## Supplied material
━━━━━━━━━━━━━━━━

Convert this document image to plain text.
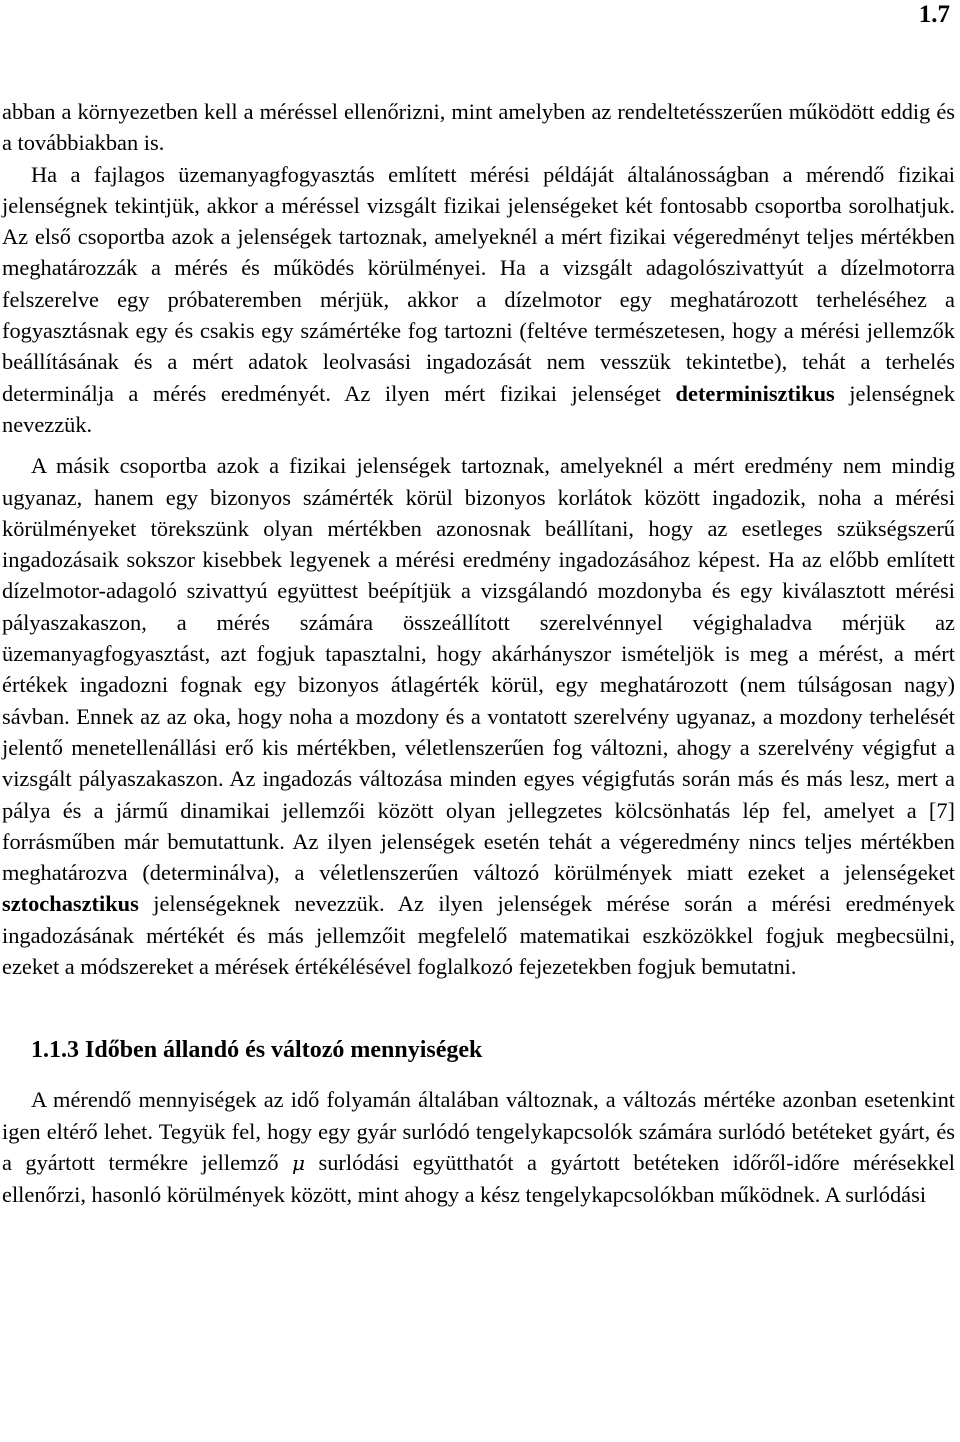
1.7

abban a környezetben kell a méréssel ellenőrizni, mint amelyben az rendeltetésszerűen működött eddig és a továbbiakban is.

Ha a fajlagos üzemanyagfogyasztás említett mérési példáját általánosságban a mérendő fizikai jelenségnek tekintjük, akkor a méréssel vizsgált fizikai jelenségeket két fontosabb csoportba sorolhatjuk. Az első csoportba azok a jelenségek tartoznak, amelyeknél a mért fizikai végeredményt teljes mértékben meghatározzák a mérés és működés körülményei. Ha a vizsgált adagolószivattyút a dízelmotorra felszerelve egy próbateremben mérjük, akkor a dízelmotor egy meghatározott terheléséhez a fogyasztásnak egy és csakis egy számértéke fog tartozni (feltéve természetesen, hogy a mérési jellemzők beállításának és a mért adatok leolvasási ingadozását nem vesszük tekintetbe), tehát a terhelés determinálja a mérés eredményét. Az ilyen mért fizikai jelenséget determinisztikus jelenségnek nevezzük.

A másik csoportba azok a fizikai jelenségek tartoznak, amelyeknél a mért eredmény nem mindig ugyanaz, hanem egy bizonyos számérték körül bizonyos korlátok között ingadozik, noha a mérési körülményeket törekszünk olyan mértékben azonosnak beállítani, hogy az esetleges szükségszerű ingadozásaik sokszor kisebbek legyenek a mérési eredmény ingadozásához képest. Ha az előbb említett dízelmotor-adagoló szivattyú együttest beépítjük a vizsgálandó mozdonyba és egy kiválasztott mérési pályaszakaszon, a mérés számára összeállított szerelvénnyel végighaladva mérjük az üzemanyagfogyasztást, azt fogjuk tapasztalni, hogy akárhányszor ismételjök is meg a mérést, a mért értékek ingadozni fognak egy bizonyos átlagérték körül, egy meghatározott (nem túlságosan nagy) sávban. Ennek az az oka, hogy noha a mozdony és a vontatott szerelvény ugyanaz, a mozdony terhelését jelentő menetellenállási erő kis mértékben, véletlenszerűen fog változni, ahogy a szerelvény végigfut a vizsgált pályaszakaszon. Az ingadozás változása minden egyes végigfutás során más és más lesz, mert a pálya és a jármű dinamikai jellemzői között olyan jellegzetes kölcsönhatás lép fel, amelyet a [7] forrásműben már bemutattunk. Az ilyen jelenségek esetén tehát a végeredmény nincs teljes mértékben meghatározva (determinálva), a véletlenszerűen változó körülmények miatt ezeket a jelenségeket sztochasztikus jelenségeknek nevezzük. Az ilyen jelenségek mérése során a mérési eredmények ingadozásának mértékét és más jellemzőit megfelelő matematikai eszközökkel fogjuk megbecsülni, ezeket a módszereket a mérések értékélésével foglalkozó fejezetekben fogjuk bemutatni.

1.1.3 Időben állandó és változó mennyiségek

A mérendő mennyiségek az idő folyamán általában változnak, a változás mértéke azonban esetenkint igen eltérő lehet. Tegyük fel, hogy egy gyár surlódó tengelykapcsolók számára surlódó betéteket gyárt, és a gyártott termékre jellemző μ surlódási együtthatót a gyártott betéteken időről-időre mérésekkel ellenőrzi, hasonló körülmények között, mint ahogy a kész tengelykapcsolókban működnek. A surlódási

━━━━━━━━━━━━━━━━

## Instruction
Copy all of the entries verbatim, leaving out any pictures they contain.

## Answer to the exercise
Convert this document image to plain text.
1.7

abban a környezetben kell a méréssel ellenőrizni, mint amelyben az rendeltetésszerűen működött eddig és a továbbiakban is.

Ha a fajlagos üzemanyagfogyasztás említett mérési példáját általánosságban a mérendő fizikai jelenségnek tekintjük, akkor a méréssel vizsgált fizikai jelenségeket két fontosabb csoportba sorolhatjuk. Az első csoportba azok a jelenségek tartoznak, amelyeknél a mért fizikai végeredményt teljes mértékben meghatározzák a mérés és működés körülményei. Ha a vizsgált adagolószivattyút a dízelmotorra felszerelve egy próbateremben mérjük, akkor a dízelmotor egy meghatározott terheléséhez a fogyasztásnak egy és csakis egy számértéke fog tartozni (feltéve természetesen, hogy a mérési jellemzők beállításának és a mért adatok leolvasási ingadozását nem vesszük tekintetbe), tehát a terhelés determinálja a mérés eredményét. Az ilyen mért fizikai jelenséget determinisztikus jelenségnek nevezzük.

A másik csoportba azok a fizikai jelenségek tartoznak, amelyeknél a mért eredmény nem mindig ugyanaz, hanem egy bizonyos számérték körül bizonyos korlátok között ingadozik, noha a mérési körülményeket törekszünk olyan mértékben azonosnak beállítani, hogy az esetleges szükségszerű ingadozásaik sokszor kisebbek legyenek a mérési eredmény ingadozásához képest. Ha az előbb említett dízelmotor-adagoló szivattyú együttest beépítjük a vizsgálandó mozdonyba és egy kiválasztott mérési pályaszakaszon, a mérés számára összeállított szerelvénnyel végighaladva mérjük az üzemanyagfogyasztást, azt fogjuk tapasztalni, hogy akárhányszor ismételjök is meg a mérést, a mért értékek ingadozni fognak egy bizonyos átlagérték körül, egy meghatározott (nem túlságosan nagy) sávban. Ennek az az oka, hogy noha a mozdony és a vontatott szerelvény ugyanaz, a mozdony terhelését jelentő menetellenállási erő kis mértékben, véletlenszerűen fog változni, ahogy a szerelvény végigfut a vizsgált pályaszakaszon. Az ingadozás változása minden egyes végigfutás során más és más lesz, mert a pálya és a jármű dinamikai jellemzői között olyan jellegzetes kölcsönhatás lép fel, amelyet a [7] forrásműben már bemutattunk. Az ilyen jelenségek esetén tehát a végeredmény nincs teljes mértékben meghatározva (determinálva), a véletlenszerűen változó körülmények miatt ezeket a jelenségeket sztochasztikus jelenségeknek nevezzük. Az ilyen jelenségek mérése során a mérési eredmények ingadozásának mértékét és más jellemzőit megfelelő matematikai eszközökkel fogjuk megbecsülni, ezeket a módszereket a mérések értékélésével foglalkozó fejezetekben fogjuk bemutatni.

1.1.3 Időben állandó és változó mennyiségek

A mérendő mennyiségek az idő folyamán általában változnak, a változás mértéke azonban esetenkint igen eltérő lehet. Tegyük fel, hogy egy gyár surlódó tengelykapcsolók számára surlódó betéteket gyárt, és a gyártott termékre jellemző μ surlódási együtthatót a gyártott betéteken időről-időre mérésekkel ellenőrzi, hasonló körülmények között, mint ahogy a kész tengelykapcsolókban működnek. A surlódási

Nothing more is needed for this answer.